[Stored entries]
**********
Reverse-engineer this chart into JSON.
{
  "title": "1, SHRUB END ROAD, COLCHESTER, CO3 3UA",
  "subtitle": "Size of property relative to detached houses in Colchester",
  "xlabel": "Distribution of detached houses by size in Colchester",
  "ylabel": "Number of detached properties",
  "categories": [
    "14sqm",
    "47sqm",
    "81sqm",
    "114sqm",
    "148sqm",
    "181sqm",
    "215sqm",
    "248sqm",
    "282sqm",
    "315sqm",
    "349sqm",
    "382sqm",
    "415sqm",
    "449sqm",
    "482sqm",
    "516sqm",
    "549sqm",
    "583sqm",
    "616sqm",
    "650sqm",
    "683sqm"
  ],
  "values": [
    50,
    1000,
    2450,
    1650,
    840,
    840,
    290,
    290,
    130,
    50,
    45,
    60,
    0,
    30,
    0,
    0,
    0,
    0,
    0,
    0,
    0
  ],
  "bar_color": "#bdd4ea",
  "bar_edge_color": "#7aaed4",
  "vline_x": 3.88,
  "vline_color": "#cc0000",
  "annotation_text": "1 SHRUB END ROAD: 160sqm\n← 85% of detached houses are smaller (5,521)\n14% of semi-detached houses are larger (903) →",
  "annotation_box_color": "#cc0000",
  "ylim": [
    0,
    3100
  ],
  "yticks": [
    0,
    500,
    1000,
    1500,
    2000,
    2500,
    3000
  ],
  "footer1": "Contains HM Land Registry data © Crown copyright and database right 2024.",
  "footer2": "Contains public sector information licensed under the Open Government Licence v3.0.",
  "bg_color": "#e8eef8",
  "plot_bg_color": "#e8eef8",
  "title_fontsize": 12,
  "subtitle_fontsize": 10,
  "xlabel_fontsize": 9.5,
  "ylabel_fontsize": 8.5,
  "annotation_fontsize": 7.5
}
**********
=== SHORT PROBLEM ===
Generate an exact reproduction of all entries.

=== THE REPLY ===
Reverse-engineer this chart into JSON.
{
  "title": "1, SHRUB END ROAD, COLCHESTER, CO3 3UA",
  "subtitle": "Size of property relative to detached houses in Colchester",
  "xlabel": "Distribution of detached houses by size in Colchester",
  "ylabel": "Number of detached properties",
  "categories": [
    "14sqm",
    "47sqm",
    "81sqm",
    "114sqm",
    "148sqm",
    "181sqm",
    "215sqm",
    "248sqm",
    "282sqm",
    "315sqm",
    "349sqm",
    "382sqm",
    "415sqm",
    "449sqm",
    "482sqm",
    "516sqm",
    "549sqm",
    "583sqm",
    "616sqm",
    "650sqm",
    "683sqm"
  ],
  "values": [
    50,
    1000,
    2450,
    1650,
    840,
    840,
    290,
    290,
    130,
    50,
    45,
    60,
    0,
    30,
    0,
    0,
    0,
    0,
    0,
    0,
    0
  ],
  "bar_color": "#bdd4ea",
  "bar_edge_color": "#7aaed4",
  "vline_x": 3.88,
  "vline_color": "#cc0000",
  "annotation_text": "1 SHRUB END ROAD: 160sqm\n← 85% of detached houses are smaller (5,521)\n14% of semi-detached houses are larger (903) →",
  "annotation_box_color": "#cc0000",
  "ylim": [
    0,
    3100
  ],
  "yticks": [
    0,
    500,
    1000,
    1500,
    2000,
    2500,
    3000
  ],
  "footer1": "Contains HM Land Registry data © Crown copyright and database right 2024.",
  "footer2": "Contains public sector information licensed under the Open Government Licence v3.0.",
  "bg_color": "#e8eef8",
  "plot_bg_color": "#e8eef8",
  "title_fontsize": 12,
  "subtitle_fontsize": 10,
  "xlabel_fontsize": 9.5,
  "ylabel_fontsize": 8.5,
  "annotation_fontsize": 7.5
}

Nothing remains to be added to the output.